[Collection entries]
· · · ·

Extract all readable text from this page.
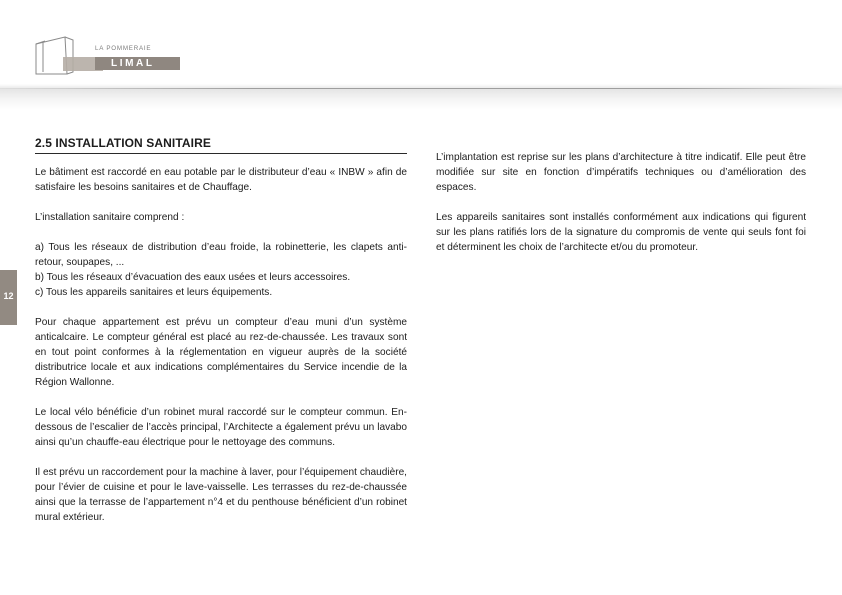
LA POMMERAIE
LIMAL
12
2.5 INSTALLATION SANITAIRE

Le bâtiment est raccordé en eau potable par le distributeur d’eau « INBW » afin de satisfaire les besoins sanitaires et de Chauffage.

L’installation sanitaire comprend :

a) Tous les réseaux de distribution d’eau froide, la robinetterie, les clapets anti-retour, soupapes, ...
b) Tous les réseaux d’évacuation des eaux usées et leurs accessoires.
c) Tous les appareils sanitaires et leurs équipements.

Pour chaque appartement est prévu un compteur d’eau muni d’un système anticalcaire. Le compteur général est placé au rez-de-chaussée. Les travaux sont en tout point conformes à la réglementation en vigueur auprès de la société distributrice locale et aux indications complémentaires du Service incendie de la Région Wallonne.

Le local vélo bénéficie d’un robinet mural raccordé sur le compteur commun. En-dessous de l’escalier de l’accès principal, l’Architecte a également prévu un lavabo ainsi qu’un chauffe-eau électrique pour le nettoyage des communs.

Il est prévu un raccordement pour la machine à laver, pour l’équipement chaudière, pour l’évier de cuisine et pour le lave-vaisselle. Les terrasses du rez-de-chaussée ainsi que la terrasse de l’appartement n°4 et du penthouse bénéficient d’un robinet mural extérieur.

L’implantation est reprise sur les plans d’architecture à titre indicatif. Elle peut être modifiée sur site en fonction d’impératifs techniques ou d’amélioration des espaces.

Les appareils sanitaires sont installés conformément aux indications qui figurent sur les plans ratifiés lors de la signature du compromis de vente qui seuls font foi et déterminent les choix de l’architecte et/ou du promoteur.
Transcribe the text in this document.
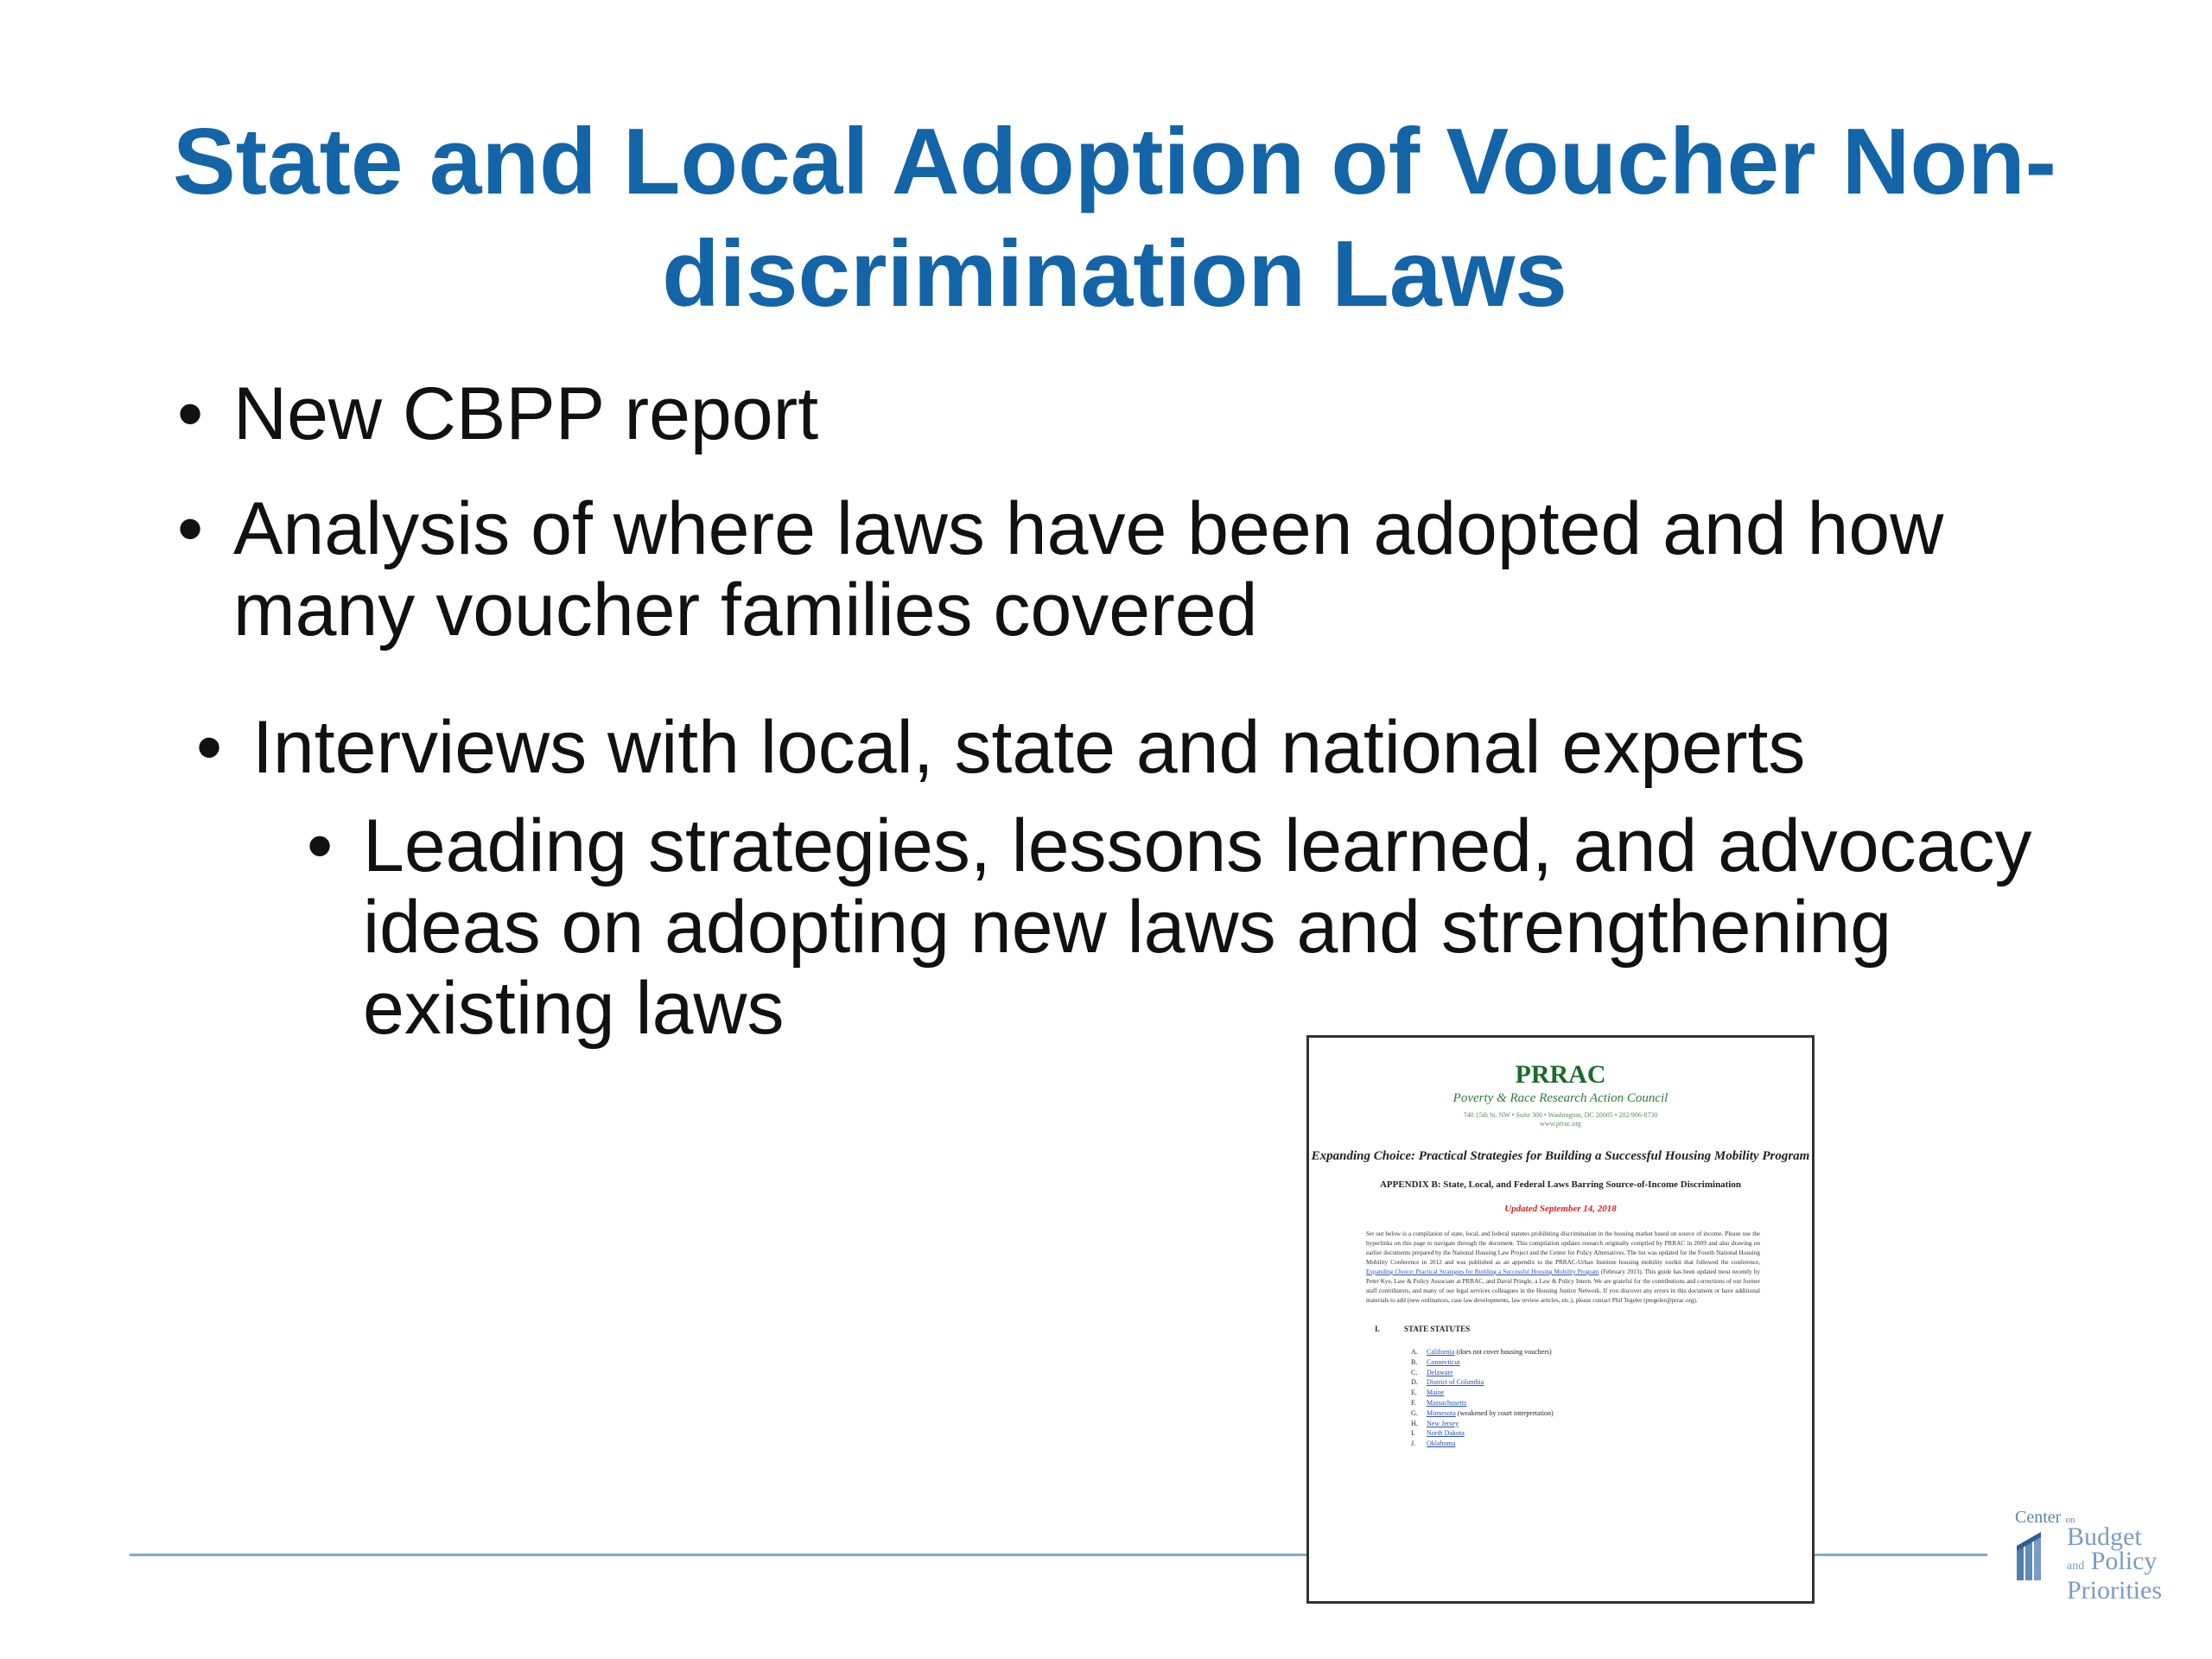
State and Local Adoption of Voucher Non-discrimination Laws
• New CBPP report
• Analysis of where laws have been adopted and how many voucher families covered
• Interviews with local, state and national experts
• Leading strategies, lessons learned, and advocacy ideas on adopting new laws and strengthening existing laws
PRRAC
Poverty & Race Research Action Council
740 15th St. NW • Suite 300 • Washington, DC 20005 • 202/906-8730
www.prrac.org
Expanding Choice: Practical Strategies for Building a Successful Housing Mobility Program
APPENDIX B: State, Local, and Federal Laws Barring Source-of-Income Discrimination
Updated September 14, 2018
Set out below is a compilation of state, local, and federal statutes prohibiting discrimination in the housing market based on source of income. Please use the hyperlinks on this page to navigate through the document. This compilation updates research originally compiled by PRRAC in 2009 and also drawing on earlier documents prepared by the National Housing Law Project and the Center for Policy Alternatives. The list was updated for the Fourth National Housing Mobility Conference in 2012 and was published as an appendix to the PRRAC-Urban Institute housing mobility toolkit that followed the conference, Expanding Choice: Practical Strategies for Building a Successful Housing Mobility Program (February 2013). This guide has been updated most recently by Peter Kye, Law & Policy Associate at PRRAC, and David Pringle, a Law & Policy Intern. We are grateful for the contributions and corrections of our former staff contributors, and many of our legal services colleagues in the Housing Justice Network. If you discover any errors in this document or have additional materials to add (new ordinances, case law developments, law review articles, etc.), please contact Phil Tegeler (ptegeler@prrac.org).
I.	STATE STATUTES
A. California (does not cover housing vouchers)
B. Connecticut
C. Delaware
D. District of Columbia
E. Maine
F. Massachusetts
G. Minnesota (weakened by court interpretation)
H. New Jersey
I. North Dakota
J. Oklahoma
Center on
Budget
and Policy
Priorities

· · · ·

Reproduce the listing above exactly, excluding all pictures.

Extract all readable text from this page.
LA POMMERAIE
LIMAL
12
2.5 INSTALLATION SANITAIRE

Le bâtiment est raccordé en eau potable par le distributeur d’eau « INBW » afin de satisfaire les besoins sanitaires et de Chauffage.

L’installation sanitaire comprend :

a) Tous les réseaux de distribution d’eau froide, la robinetterie, les clapets anti-retour, soupapes, ...
b) Tous les réseaux d’évacuation des eaux usées et leurs accessoires.
c) Tous les appareils sanitaires et leurs équipements.

Pour chaque appartement est prévu un compteur d’eau muni d’un système anticalcaire. Le compteur général est placé au rez-de-chaussée. Les travaux sont en tout point conformes à la réglementation en vigueur auprès de la société distributrice locale et aux indications complémentaires du Service incendie de la Région Wallonne.

Le local vélo bénéficie d’un robinet mural raccordé sur le compteur commun. En-dessous de l’escalier de l’accès principal, l’Architecte a également prévu un lavabo ainsi qu’un chauffe-eau électrique pour le nettoyage des communs.

Il est prévu un raccordement pour la machine à laver, pour l’équipement chaudière, pour l’évier de cuisine et pour le lave-vaisselle. Les terrasses du rez-de-chaussée ainsi que la terrasse de l’appartement n°4 et du penthouse bénéficient d’un robinet mural extérieur.

L’implantation est reprise sur les plans d’architecture à titre indicatif. Elle peut être modifiée sur site en fonction d’impératifs techniques ou d’amélioration des espaces.

Les appareils sanitaires sont installés conformément aux indications qui figurent sur les plans ratifiés lors de la signature du compromis de vente qui seuls font foi et déterminent les choix de l’architecte et/ou du promoteur.
Transcribe the text in this document.
State and Local Adoption of Voucher Non-discrimination Laws
• New CBPP report
• Analysis of where laws have been adopted and how many voucher families covered
• Interviews with local, state and national experts
• Leading strategies, lessons learned, and advocacy ideas on adopting new laws and strengthening existing laws
PRRAC
Poverty & Race Research Action Council
740 15th St. NW • Suite 300 • Washington, DC 20005 • 202/906-8730
www.prrac.org
Expanding Choice: Practical Strategies for Building a Successful Housing Mobility Program
APPENDIX B: State, Local, and Federal Laws Barring Source-of-Income Discrimination
Updated September 14, 2018
Set out below is a compilation of state, local, and federal statutes prohibiting discrimination in the housing market based on source of income. Please use the hyperlinks on this page to navigate through the document. This compilation updates research originally compiled by PRRAC in 2009 and also drawing on earlier documents prepared by the National Housing Law Project and the Center for Policy Alternatives. The list was updated for the Fourth National Housing Mobility Conference in 2012 and was published as an appendix to the PRRAC-Urban Institute housing mobility toolkit that followed the conference, Expanding Choice: Practical Strategies for Building a Successful Housing Mobility Program (February 2013). This guide has been updated most recently by Peter Kye, Law & Policy Associate at PRRAC, and David Pringle, a Law & Policy Intern. We are grateful for the contributions and corrections of our former staff contributors, and many of our legal services colleagues in the Housing Justice Network. If you discover any errors in this document or have additional materials to add (new ordinances, case law developments, law review articles, etc.), please contact Phil Tegeler (ptegeler@prrac.org).
I.	STATE STATUTES
A. California (does not cover housing vouchers)
B. Connecticut
C. Delaware
D. District of Columbia
E. Maine
F. Massachusetts
G. Minnesota (weakened by court interpretation)
H. New Jersey
I. North Dakota
J. Oklahoma
Center on
Budget
and Policy
Priorities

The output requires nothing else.